**Task description:**
Rewrite the material below with "tech-heading" substituted for every occurrence of "tech-title", leaving everything else untouched.

**Extracted records:**
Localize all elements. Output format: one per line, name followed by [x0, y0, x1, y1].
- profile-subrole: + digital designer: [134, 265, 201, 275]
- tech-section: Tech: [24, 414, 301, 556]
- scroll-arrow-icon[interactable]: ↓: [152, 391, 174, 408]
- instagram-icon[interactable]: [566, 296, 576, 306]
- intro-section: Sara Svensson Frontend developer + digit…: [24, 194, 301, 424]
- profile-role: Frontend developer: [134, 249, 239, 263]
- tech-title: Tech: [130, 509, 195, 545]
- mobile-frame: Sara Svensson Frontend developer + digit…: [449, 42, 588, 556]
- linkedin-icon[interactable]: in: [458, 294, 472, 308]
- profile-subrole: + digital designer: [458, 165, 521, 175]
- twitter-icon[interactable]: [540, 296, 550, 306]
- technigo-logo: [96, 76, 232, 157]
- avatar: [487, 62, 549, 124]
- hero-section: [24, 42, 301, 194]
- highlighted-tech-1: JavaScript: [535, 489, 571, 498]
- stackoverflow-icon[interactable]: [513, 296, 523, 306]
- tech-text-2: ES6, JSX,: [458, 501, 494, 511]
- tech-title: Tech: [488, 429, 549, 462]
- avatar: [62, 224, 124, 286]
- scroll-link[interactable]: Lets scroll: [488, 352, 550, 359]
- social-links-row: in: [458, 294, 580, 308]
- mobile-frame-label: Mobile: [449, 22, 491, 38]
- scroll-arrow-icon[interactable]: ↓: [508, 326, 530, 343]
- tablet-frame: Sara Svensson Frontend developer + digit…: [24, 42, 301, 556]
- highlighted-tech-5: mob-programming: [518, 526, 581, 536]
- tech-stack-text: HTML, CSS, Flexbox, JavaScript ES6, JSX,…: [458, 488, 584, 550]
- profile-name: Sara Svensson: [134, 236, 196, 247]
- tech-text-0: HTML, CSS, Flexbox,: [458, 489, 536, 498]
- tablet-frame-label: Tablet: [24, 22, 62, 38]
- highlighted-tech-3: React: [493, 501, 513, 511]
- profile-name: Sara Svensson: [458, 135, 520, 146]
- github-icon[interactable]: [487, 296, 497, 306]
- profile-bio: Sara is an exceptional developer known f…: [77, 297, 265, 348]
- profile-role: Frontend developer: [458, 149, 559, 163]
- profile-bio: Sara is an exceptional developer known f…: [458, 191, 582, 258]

**Complete output:**
Localize all elements. Output format: one per line, name followed by [x0, y0, x1, y1].
- profile-subrole: + digital designer: [134, 265, 201, 275]
- tech-section: Tech: [24, 414, 301, 556]
- scroll-arrow-icon[interactable]: ↓: [152, 391, 174, 408]
- instagram-icon[interactable]: [566, 296, 576, 306]
- intro-section: Sara Svensson Frontend developer + digit…: [24, 194, 301, 424]
- profile-role: Frontend developer: [134, 249, 239, 263]
- tech-heading: Tech: [130, 509, 195, 545]
- mobile-frame: Sara Svensson Frontend developer + digit…: [449, 42, 588, 556]
- linkedin-icon[interactable]: in: [458, 294, 472, 308]
- profile-subrole: + digital designer: [458, 165, 521, 175]
- twitter-icon[interactable]: [540, 296, 550, 306]
- technigo-logo: [96, 76, 232, 157]
- avatar: [487, 62, 549, 124]
- hero-section: [24, 42, 301, 194]
- highlighted-tech-1: JavaScript: [535, 489, 571, 498]
- stackoverflow-icon[interactable]: [513, 296, 523, 306]
- tech-text-2: ES6, JSX,: [458, 501, 494, 511]
- tech-heading: Tech: [488, 429, 549, 462]
- avatar: [62, 224, 124, 286]
- scroll-link[interactable]: Lets scroll: [488, 352, 550, 359]
- social-links-row: in: [458, 294, 580, 308]
- mobile-frame-label: Mobile: [449, 22, 491, 38]
- scroll-arrow-icon[interactable]: ↓: [508, 326, 530, 343]
- tablet-frame: Sara Svensson Frontend developer + digit…: [24, 42, 301, 556]
- highlighted-tech-5: mob-programming: [518, 526, 581, 536]
- tech-stack-text: HTML, CSS, Flexbox, JavaScript ES6, JSX,…: [458, 488, 584, 550]
- profile-name: Sara Svensson: [134, 236, 196, 247]
- tech-text-0: HTML, CSS, Flexbox,: [458, 489, 536, 498]
- tablet-frame-label: Tablet: [24, 22, 62, 38]
- highlighted-tech-3: React: [493, 501, 513, 511]
- profile-name: Sara Svensson: [458, 135, 520, 146]
- github-icon[interactable]: [487, 296, 497, 306]
- profile-bio: Sara is an exceptional developer known f…: [77, 297, 265, 348]
- profile-role: Frontend developer: [458, 149, 559, 163]
- profile-bio: Sara is an exceptional developer known f…: [458, 191, 582, 258]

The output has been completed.